-- DESCRIPTION OF THE TASK --
Go through the listing and write out all of it exactly.
++++ DATASET RECORDS ++++
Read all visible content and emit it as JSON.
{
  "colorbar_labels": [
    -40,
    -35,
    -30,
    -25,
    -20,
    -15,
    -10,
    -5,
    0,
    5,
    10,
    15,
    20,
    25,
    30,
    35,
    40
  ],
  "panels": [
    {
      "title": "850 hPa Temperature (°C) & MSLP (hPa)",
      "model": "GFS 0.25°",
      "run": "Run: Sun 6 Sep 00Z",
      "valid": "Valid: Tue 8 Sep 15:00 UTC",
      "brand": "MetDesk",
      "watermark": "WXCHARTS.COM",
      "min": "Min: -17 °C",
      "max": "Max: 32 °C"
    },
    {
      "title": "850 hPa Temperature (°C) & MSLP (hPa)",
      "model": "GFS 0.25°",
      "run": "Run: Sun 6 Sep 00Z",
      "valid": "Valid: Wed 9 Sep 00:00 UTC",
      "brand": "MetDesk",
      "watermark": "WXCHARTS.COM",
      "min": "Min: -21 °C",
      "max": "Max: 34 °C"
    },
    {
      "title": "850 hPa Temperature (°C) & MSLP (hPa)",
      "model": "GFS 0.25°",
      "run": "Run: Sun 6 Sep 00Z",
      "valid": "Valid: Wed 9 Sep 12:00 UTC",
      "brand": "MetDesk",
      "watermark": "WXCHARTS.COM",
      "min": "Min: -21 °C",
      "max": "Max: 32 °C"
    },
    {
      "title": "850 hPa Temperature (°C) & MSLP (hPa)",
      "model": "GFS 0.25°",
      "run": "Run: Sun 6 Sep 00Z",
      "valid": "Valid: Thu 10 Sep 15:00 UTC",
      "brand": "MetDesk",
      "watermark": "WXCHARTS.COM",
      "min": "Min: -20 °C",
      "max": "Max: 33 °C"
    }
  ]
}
++++
-- SOLUTION TO THIS TASK --
Read all visible content and emit it as JSON.
{
  "colorbar_labels": [
    -40,
    -35,
    -30,
    -25,
    -20,
    -15,
    -10,
    -5,
    0,
    5,
    10,
    15,
    20,
    25,
    30,
    35,
    40
  ],
  "panels": [
    {
      "title": "850 hPa Temperature (°C) & MSLP (hPa)",
      "model": "GFS 0.25°",
      "run": "Run: Sun 6 Sep 00Z",
      "valid": "Valid: Tue 8 Sep 15:00 UTC",
      "brand": "MetDesk",
      "watermark": "WXCHARTS.COM",
      "min": "Min: -17 °C",
      "max": "Max: 32 °C"
    },
    {
      "title": "850 hPa Temperature (°C) & MSLP (hPa)",
      "model": "GFS 0.25°",
      "run": "Run: Sun 6 Sep 00Z",
      "valid": "Valid: Wed 9 Sep 00:00 UTC",
      "brand": "MetDesk",
      "watermark": "WXCHARTS.COM",
      "min": "Min: -21 °C",
      "max": "Max: 34 °C"
    },
    {
      "title": "850 hPa Temperature (°C) & MSLP (hPa)",
      "model": "GFS 0.25°",
      "run": "Run: Sun 6 Sep 00Z",
      "valid": "Valid: Wed 9 Sep 12:00 UTC",
      "brand": "MetDesk",
      "watermark": "WXCHARTS.COM",
      "min": "Min: -21 °C",
      "max": "Max: 32 °C"
    },
    {
      "title": "850 hPa Temperature (°C) & MSLP (hPa)",
      "model": "GFS 0.25°",
      "run": "Run: Sun 6 Sep 00Z",
      "valid": "Valid: Thu 10 Sep 15:00 UTC",
      "brand": "MetDesk",
      "watermark": "WXCHARTS.COM",
      "min": "Min: -20 °C",
      "max": "Max: 33 °C"
    }
  ]
}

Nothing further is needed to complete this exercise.